▶ _Record excerpts_
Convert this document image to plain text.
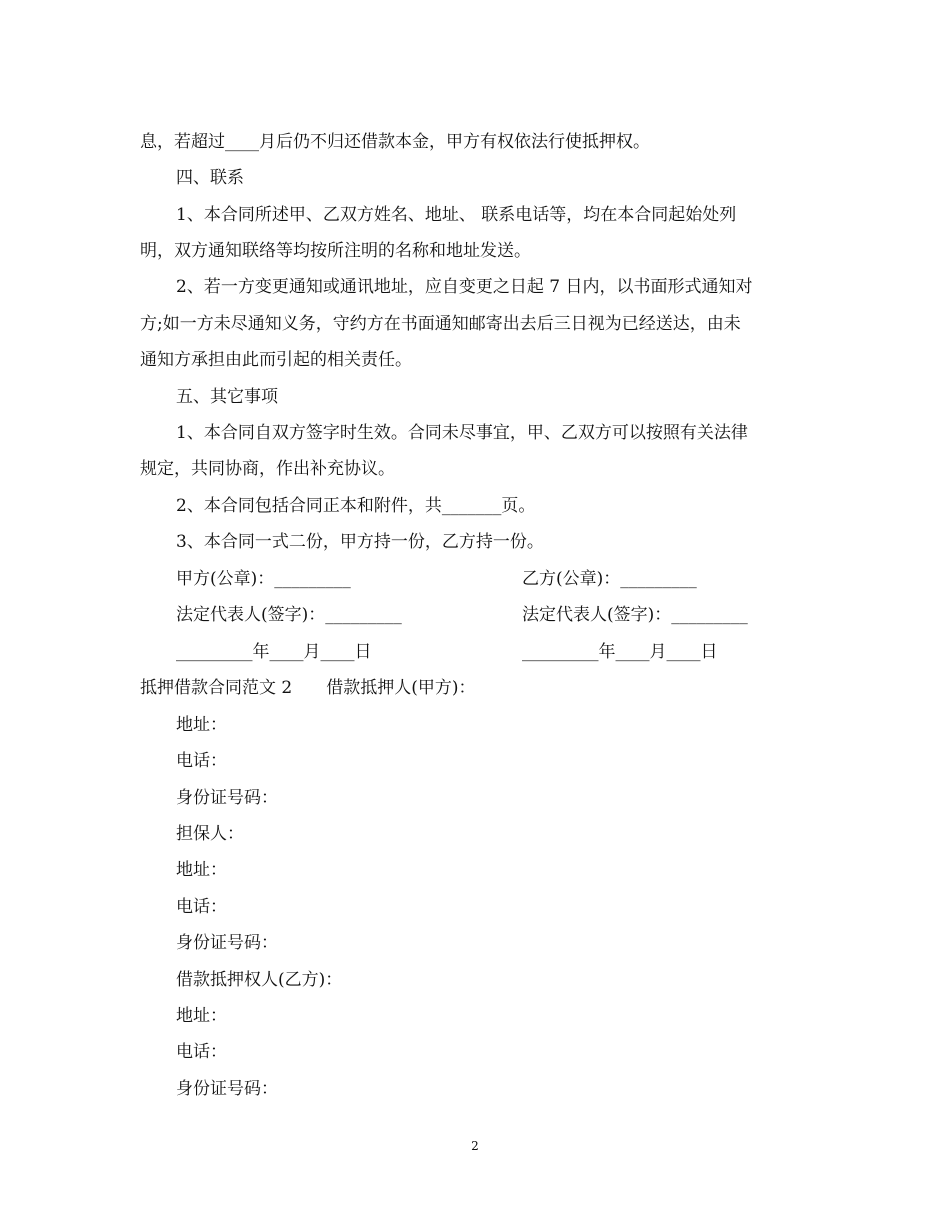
息，若超过____月后仍不归还借款本金，甲方有权依法行使抵押权。
四、联系
1、本合同所述甲、乙双方姓名、地址、 联系电话等，均在本合同起始处列
明，双方通知联络等均按所注明的名称和地址发送。
2、若一方变更通知或通讯地址，应自变更之日起 7 日内，以书面形式通知对
方;如一方未尽通知义务，守约方在书面通知邮寄出去后三日视为已经送达，由未
通知方承担由此而引起的相关责任。
五、其它事项
1、本合同自双方签字时生效。合同未尽事宜，甲、乙双方可以按照有关法律
规定，共同协商，作出补充协议。
2、本合同包括合同正本和附件，共_______页。
3、本合同一式二份，甲方持一份，乙方持一份。
甲方(公章)：_________	乙方(公章)：_________
法定代表人(签字)：_________	法定代表人(签字)：_________
_________年____月____日	_________年____月____日
抵押借款合同范文 2　　借款抵押人(甲方)：
地址：
电话：
身份证号码：
担保人：
地址：
电话：
身份证号码：
借款抵押权人(乙方)：
地址：
电话：
身份证号码：
2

▶ _Task to complete_
Except for the pictures, give all the material above again verbatim.

▶ _Problem solution_
Convert this document image to plain text.
息，若超过____月后仍不归还借款本金，甲方有权依法行使抵押权。
四、联系
1、本合同所述甲、乙双方姓名、地址、 联系电话等，均在本合同起始处列
明，双方通知联络等均按所注明的名称和地址发送。
2、若一方变更通知或通讯地址，应自变更之日起 7 日内，以书面形式通知对
方;如一方未尽通知义务，守约方在书面通知邮寄出去后三日视为已经送达，由未
通知方承担由此而引起的相关责任。
五、其它事项
1、本合同自双方签字时生效。合同未尽事宜，甲、乙双方可以按照有关法律
规定，共同协商，作出补充协议。
2、本合同包括合同正本和附件，共_______页。
3、本合同一式二份，甲方持一份，乙方持一份。
甲方(公章)：_________	乙方(公章)：_________
法定代表人(签字)：_________	法定代表人(签字)：_________
_________年____月____日	_________年____月____日
抵押借款合同范文 2　　借款抵押人(甲方)：
地址：
电话：
身份证号码：
担保人：
地址：
电话：
身份证号码：
借款抵押权人(乙方)：
地址：
电话：
身份证号码：
2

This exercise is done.